[Start EXERCISE INPUTS]

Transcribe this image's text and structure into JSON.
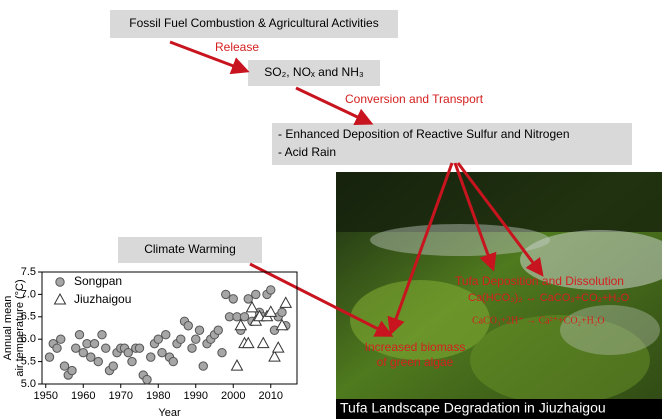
{
  "source_box": "Fossil Fuel Combustion & Agricultural Activities",
  "emission_box": "SO₂, NOₓ and NH₃",
  "deposition_box": [
    "- Enhanced Deposition of Reactive Sulfur and Nitrogen",
    "- Acid Rain"
  ],
  "climate_box": "Climate Warming",
  "arrow_labels": [
    "Release",
    "Conversion and Transport"
  ],
  "photo": {
    "labels": [
      "Tufa Deposition and Dissolution",
      "Ca(HCO₃)₂ ↔ CaCO₃+CO₂+H₂O",
      "CaCO₃+2H⁺ → Ca²⁺+CO₂+H₂O",
      "Increased biomass",
      "of green algae"
    ],
    "caption": "Tufa Landscape Degradation in Jiuzhaigou"
  },
  "chart_data": {
    "type": "scatter",
    "x_label": "Year",
    "y_label": [
      "Annual mean",
      "air temperature (°C)"
    ],
    "series": [
      {
        "name": "Songpan",
        "color": "#a6a6a6",
        "marker": "circle",
        "x": [
          1951,
          1952,
          1953,
          1954,
          1955,
          1956,
          1957,
          1958,
          1959,
          1960,
          1961,
          1962,
          1963,
          1964,
          1965,
          1966,
          1967,
          1968,
          1969,
          1970,
          1971,
          1972,
          1973,
          1974,
          1975,
          1976,
          1977,
          1978,
          1979,
          1980,
          1981,
          1982,
          1983,
          1984,
          1985,
          1986,
          1987,
          1988,
          1989,
          1990,
          1991,
          1992,
          1993,
          1994,
          1995,
          1996,
          1997,
          1998,
          1999,
          2000,
          2001,
          2002,
          2003,
          2004,
          2005,
          2006,
          2007,
          2008,
          2009,
          2010,
          2011,
          2012,
          2013,
          2014
        ],
        "values": [
          5.6,
          5.9,
          5.8,
          6.0,
          5.4,
          5.2,
          5.3,
          5.8,
          6.1,
          5.7,
          5.9,
          5.6,
          5.9,
          5.5,
          6.1,
          5.8,
          5.3,
          5.4,
          5.7,
          5.8,
          5.8,
          5.7,
          5.5,
          5.8,
          5.8,
          5.2,
          5.1,
          5.6,
          5.9,
          6.0,
          5.7,
          6.1,
          5.6,
          5.5,
          5.9,
          6.0,
          6.4,
          6.3,
          5.8,
          6.0,
          6.2,
          5.4,
          5.9,
          6.0,
          6.1,
          6.2,
          5.7,
          7.0,
          6.5,
          6.9,
          6.5,
          6.2,
          6.5,
          6.9,
          6.4,
          7.0,
          6.6,
          6.5,
          7.0,
          7.1,
          6.2,
          6.5,
          6.6,
          6.3
        ]
      },
      {
        "name": "Jiuzhaigou",
        "color": "#ffffff",
        "marker": "triangle",
        "x": [
          2001,
          2002,
          2003,
          2004,
          2005,
          2006,
          2007,
          2008,
          2009,
          2010,
          2011,
          2012,
          2013,
          2014
        ],
        "values": [
          5.4,
          6.3,
          5.9,
          5.9,
          6.7,
          6.4,
          6.5,
          5.9,
          6.5,
          6.6,
          5.6,
          5.8,
          6.3,
          6.8
        ]
      }
    ],
    "xlim": [
      1949,
      2017
    ],
    "xticks": [
      1950,
      1960,
      1970,
      1980,
      1990,
      2000,
      2010
    ],
    "ylim": [
      5.0,
      7.5
    ],
    "yticks": [
      {
        "value": 5.0,
        "label": "5.0"
      },
      5.5,
      {
        "value": 6.0,
        "label": "6.0"
      },
      6.5,
      {
        "value": 7.0,
        "label": "7.0"
      },
      7.5
    ]
  }
}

[End EXERCISE INPUTS]

### TASK TO COMPLETE
Provide only the number of lines in the records containing the string "Tufa".

### FINAL RESULT
2